__Data to use__
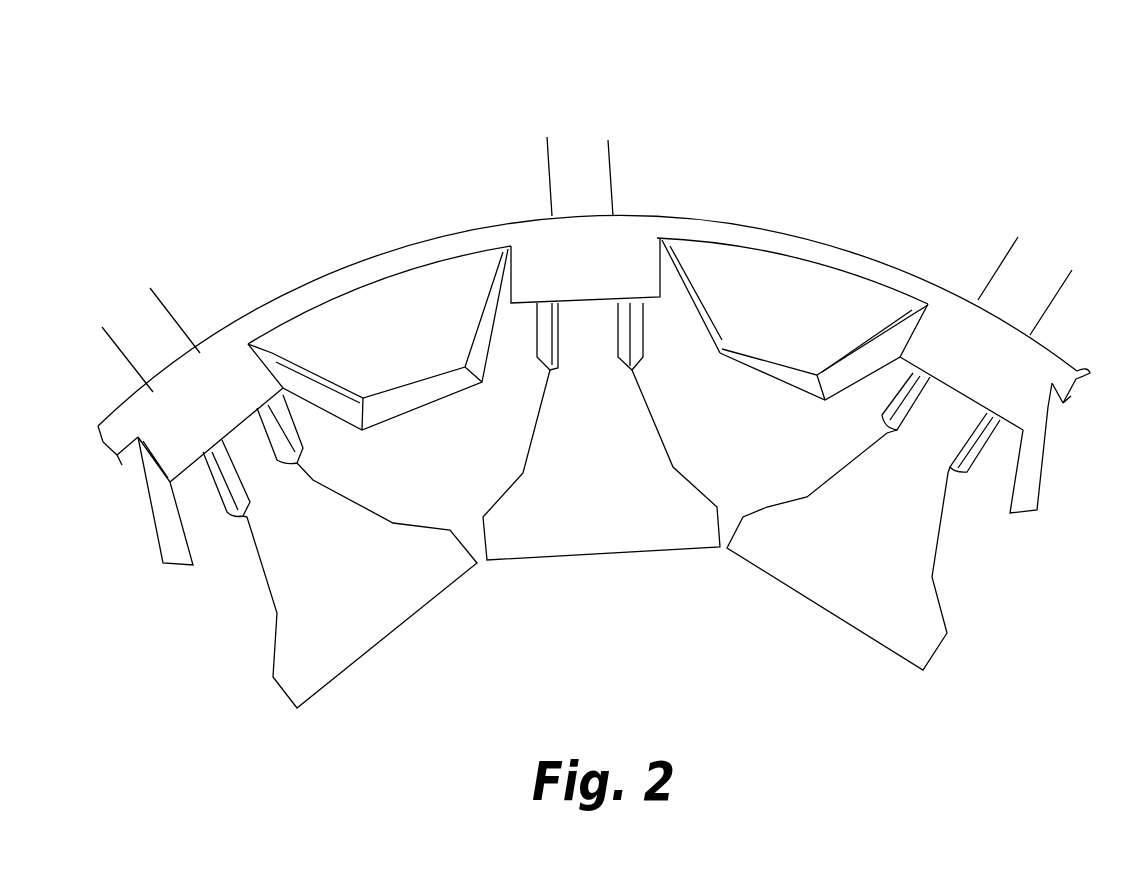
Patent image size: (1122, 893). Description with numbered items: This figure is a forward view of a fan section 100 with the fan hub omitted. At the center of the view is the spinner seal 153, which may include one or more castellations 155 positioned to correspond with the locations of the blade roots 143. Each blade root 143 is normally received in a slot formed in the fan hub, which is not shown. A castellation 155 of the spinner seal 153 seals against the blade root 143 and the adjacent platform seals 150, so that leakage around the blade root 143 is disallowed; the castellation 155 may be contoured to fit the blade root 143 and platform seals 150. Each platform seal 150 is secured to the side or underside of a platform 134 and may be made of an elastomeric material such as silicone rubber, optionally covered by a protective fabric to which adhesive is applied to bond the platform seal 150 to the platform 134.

The fan section 100 is at (972, 68).
The spinner seal 153 is at (407, 237).
The castellation 155 is at (628, 251).
The platform 134 is at (776, 280).
The platform seal 150 is at (682, 330).
The blade root 143 is at (607, 511).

__Written instruction__
Rewrite all the rows above with "forward view" swapped for "front view" and nothing else changed. Leave out the pictures.

__Solved problem__
Patent image size: (1122, 893). Description with numbered items: This figure is a front view of a fan section 100 with the fan hub omitted. At the center of the view is the spinner seal 153, which may include one or more castellations 155 positioned to correspond with the locations of the blade roots 143. Each blade root 143 is normally received in a slot formed in the fan hub, which is not shown. A castellation 155 of the spinner seal 153 seals against the blade root 143 and the adjacent platform seals 150, so that leakage around the blade root 143 is disallowed; the castellation 155 may be contoured to fit the blade root 143 and platform seals 150. Each platform seal 150 is secured to the side or underside of a platform 134 and may be made of an elastomeric material such as silicone rubber, optionally covered by a protective fabric to which adhesive is applied to bond the platform seal 150 to the platform 134.

The fan section 100 is at (972, 68).
The spinner seal 153 is at (407, 237).
The castellation 155 is at (628, 251).
The platform 134 is at (776, 280).
The platform seal 150 is at (682, 330).
The blade root 143 is at (607, 511).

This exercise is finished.